Entries taken from a collection
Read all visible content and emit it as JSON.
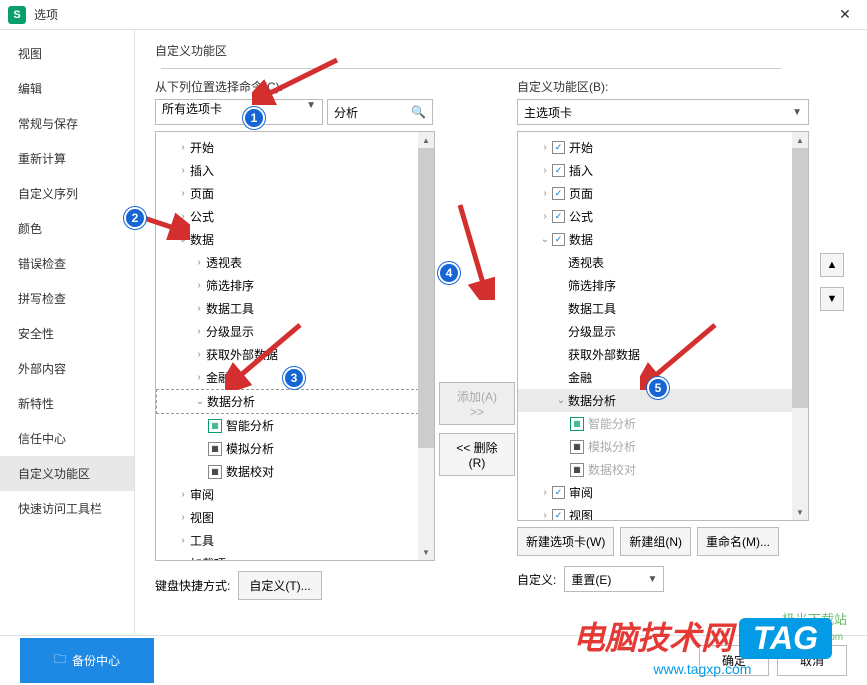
{
  "title": "选项",
  "sidebar": {
    "items": [
      {
        "label": "视图"
      },
      {
        "label": "编辑"
      },
      {
        "label": "常规与保存"
      },
      {
        "label": "重新计算"
      },
      {
        "label": "自定义序列"
      },
      {
        "label": "颜色"
      },
      {
        "label": "错误检查"
      },
      {
        "label": "拼写检查"
      },
      {
        "label": "安全性"
      },
      {
        "label": "外部内容"
      },
      {
        "label": "新特性"
      },
      {
        "label": "信任中心"
      },
      {
        "label": "自定义功能区"
      },
      {
        "label": "快速访问工具栏"
      }
    ]
  },
  "section_title": "自定义功能区",
  "left": {
    "label": "从下列位置选择命令(C):",
    "combo": "所有选项卡",
    "search": "分析",
    "tree": [
      {
        "t": ">",
        "label": "开始",
        "lvl": 1
      },
      {
        "t": ">",
        "label": "插入",
        "lvl": 1
      },
      {
        "t": ">",
        "label": "页面",
        "lvl": 1
      },
      {
        "t": ">",
        "label": "公式",
        "lvl": 1
      },
      {
        "t": "v",
        "label": "数据",
        "lvl": 1
      },
      {
        "t": ">",
        "label": "透视表",
        "lvl": 2
      },
      {
        "t": ">",
        "label": "筛选排序",
        "lvl": 2
      },
      {
        "t": ">",
        "label": "数据工具",
        "lvl": 2
      },
      {
        "t": ">",
        "label": "分级显示",
        "lvl": 2
      },
      {
        "t": ">",
        "label": "获取外部数据",
        "lvl": 2
      },
      {
        "t": ">",
        "label": "金融",
        "lvl": 2
      },
      {
        "t": "v",
        "label": "数据分析",
        "lvl": 2,
        "selected": true
      },
      {
        "icon": "g",
        "label": "智能分析",
        "lvl": 3
      },
      {
        "icon": "b",
        "label": "模拟分析",
        "lvl": 3
      },
      {
        "icon": "b",
        "label": "数据校对",
        "lvl": 3
      },
      {
        "t": ">",
        "label": "审阅",
        "lvl": 1
      },
      {
        "t": ">",
        "label": "视图",
        "lvl": 1
      },
      {
        "t": ">",
        "label": "工具",
        "lvl": 1
      },
      {
        "t": ">",
        "label": "加载项",
        "lvl": 1
      }
    ],
    "shortcut_label": "键盘快捷方式:",
    "shortcut_btn": "自定义(T)..."
  },
  "mid": {
    "add": "添加(A) >>",
    "remove": "<< 删除(R)"
  },
  "right": {
    "label": "自定义功能区(B):",
    "combo": "主选项卡",
    "tree": [
      {
        "t": ">",
        "chk": true,
        "label": "开始",
        "lvl": 1
      },
      {
        "t": ">",
        "chk": true,
        "label": "插入",
        "lvl": 1
      },
      {
        "t": ">",
        "chk": true,
        "label": "页面",
        "lvl": 1
      },
      {
        "t": ">",
        "chk": true,
        "label": "公式",
        "lvl": 1
      },
      {
        "t": "v",
        "chk": true,
        "label": "数据",
        "lvl": 1
      },
      {
        "t": "",
        "label": "透视表",
        "lvl": 2
      },
      {
        "t": "",
        "label": "筛选排序",
        "lvl": 2
      },
      {
        "t": "",
        "label": "数据工具",
        "lvl": 2
      },
      {
        "t": "",
        "label": "分级显示",
        "lvl": 2
      },
      {
        "t": "",
        "label": "获取外部数据",
        "lvl": 2
      },
      {
        "t": "",
        "label": "金融",
        "lvl": 2
      },
      {
        "t": "v",
        "label": "数据分析",
        "lvl": 2,
        "highlighted": true
      },
      {
        "icon": "g",
        "label": "智能分析",
        "lvl": 3,
        "disabled": true
      },
      {
        "icon": "b",
        "label": "模拟分析",
        "lvl": 3,
        "disabled": true
      },
      {
        "icon": "b",
        "label": "数据校对",
        "lvl": 3,
        "disabled": true
      },
      {
        "t": ">",
        "chk": true,
        "label": "审阅",
        "lvl": 1
      },
      {
        "t": ">",
        "chk": true,
        "label": "视图",
        "lvl": 1
      }
    ],
    "btns": {
      "newtab": "新建选项卡(W)",
      "newgrp": "新建组(N)",
      "rename": "重命名(M)..."
    },
    "custom_label": "自定义:",
    "reset": "重置(E)"
  },
  "footer": {
    "backup": "备份中心",
    "ok": "确定",
    "cancel": "取消"
  },
  "watermark": {
    "red": "电脑技术网",
    "tag": "TAG",
    "url": "www.tagxp.com",
    "jg": "极光下载站",
    "jgurl": "www.xz7.com"
  }
}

To do: Without the pictures, retype the whole of the material above exactly.

Solution:
Read all visible content and emit it as JSON.
{
  "title": "选项",
  "sidebar": {
    "items": [
      {
        "label": "视图"
      },
      {
        "label": "编辑"
      },
      {
        "label": "常规与保存"
      },
      {
        "label": "重新计算"
      },
      {
        "label": "自定义序列"
      },
      {
        "label": "颜色"
      },
      {
        "label": "错误检查"
      },
      {
        "label": "拼写检查"
      },
      {
        "label": "安全性"
      },
      {
        "label": "外部内容"
      },
      {
        "label": "新特性"
      },
      {
        "label": "信任中心"
      },
      {
        "label": "自定义功能区"
      },
      {
        "label": "快速访问工具栏"
      }
    ]
  },
  "section_title": "自定义功能区",
  "left": {
    "label": "从下列位置选择命令(C):",
    "combo": "所有选项卡",
    "search": "分析",
    "tree": [
      {
        "t": ">",
        "label": "开始",
        "lvl": 1
      },
      {
        "t": ">",
        "label": "插入",
        "lvl": 1
      },
      {
        "t": ">",
        "label": "页面",
        "lvl": 1
      },
      {
        "t": ">",
        "label": "公式",
        "lvl": 1
      },
      {
        "t": "v",
        "label": "数据",
        "lvl": 1
      },
      {
        "t": ">",
        "label": "透视表",
        "lvl": 2
      },
      {
        "t": ">",
        "label": "筛选排序",
        "lvl": 2
      },
      {
        "t": ">",
        "label": "数据工具",
        "lvl": 2
      },
      {
        "t": ">",
        "label": "分级显示",
        "lvl": 2
      },
      {
        "t": ">",
        "label": "获取外部数据",
        "lvl": 2
      },
      {
        "t": ">",
        "label": "金融",
        "lvl": 2
      },
      {
        "t": "v",
        "label": "数据分析",
        "lvl": 2,
        "selected": true
      },
      {
        "icon": "g",
        "label": "智能分析",
        "lvl": 3
      },
      {
        "icon": "b",
        "label": "模拟分析",
        "lvl": 3
      },
      {
        "icon": "b",
        "label": "数据校对",
        "lvl": 3
      },
      {
        "t": ">",
        "label": "审阅",
        "lvl": 1
      },
      {
        "t": ">",
        "label": "视图",
        "lvl": 1
      },
      {
        "t": ">",
        "label": "工具",
        "lvl": 1
      },
      {
        "t": ">",
        "label": "加载项",
        "lvl": 1
      }
    ],
    "shortcut_label": "键盘快捷方式:",
    "shortcut_btn": "自定义(T)..."
  },
  "mid": {
    "add": "添加(A) >>",
    "remove": "<< 删除(R)"
  },
  "right": {
    "label": "自定义功能区(B):",
    "combo": "主选项卡",
    "tree": [
      {
        "t": ">",
        "chk": true,
        "label": "开始",
        "lvl": 1
      },
      {
        "t": ">",
        "chk": true,
        "label": "插入",
        "lvl": 1
      },
      {
        "t": ">",
        "chk": true,
        "label": "页面",
        "lvl": 1
      },
      {
        "t": ">",
        "chk": true,
        "label": "公式",
        "lvl": 1
      },
      {
        "t": "v",
        "chk": true,
        "label": "数据",
        "lvl": 1
      },
      {
        "t": "",
        "label": "透视表",
        "lvl": 2
      },
      {
        "t": "",
        "label": "筛选排序",
        "lvl": 2
      },
      {
        "t": "",
        "label": "数据工具",
        "lvl": 2
      },
      {
        "t": "",
        "label": "分级显示",
        "lvl": 2
      },
      {
        "t": "",
        "label": "获取外部数据",
        "lvl": 2
      },
      {
        "t": "",
        "label": "金融",
        "lvl": 2
      },
      {
        "t": "v",
        "label": "数据分析",
        "lvl": 2,
        "highlighted": true
      },
      {
        "icon": "g",
        "label": "智能分析",
        "lvl": 3,
        "disabled": true
      },
      {
        "icon": "b",
        "label": "模拟分析",
        "lvl": 3,
        "disabled": true
      },
      {
        "icon": "b",
        "label": "数据校对",
        "lvl": 3,
        "disabled": true
      },
      {
        "t": ">",
        "chk": true,
        "label": "审阅",
        "lvl": 1
      },
      {
        "t": ">",
        "chk": true,
        "label": "视图",
        "lvl": 1
      }
    ],
    "btns": {
      "newtab": "新建选项卡(W)",
      "newgrp": "新建组(N)",
      "rename": "重命名(M)..."
    },
    "custom_label": "自定义:",
    "reset": "重置(E)"
  },
  "footer": {
    "backup": "备份中心",
    "ok": "确定",
    "cancel": "取消"
  },
  "watermark": {
    "red": "电脑技术网",
    "tag": "TAG",
    "url": "www.tagxp.com",
    "jg": "极光下载站",
    "jgurl": "www.xz7.com"
  }
}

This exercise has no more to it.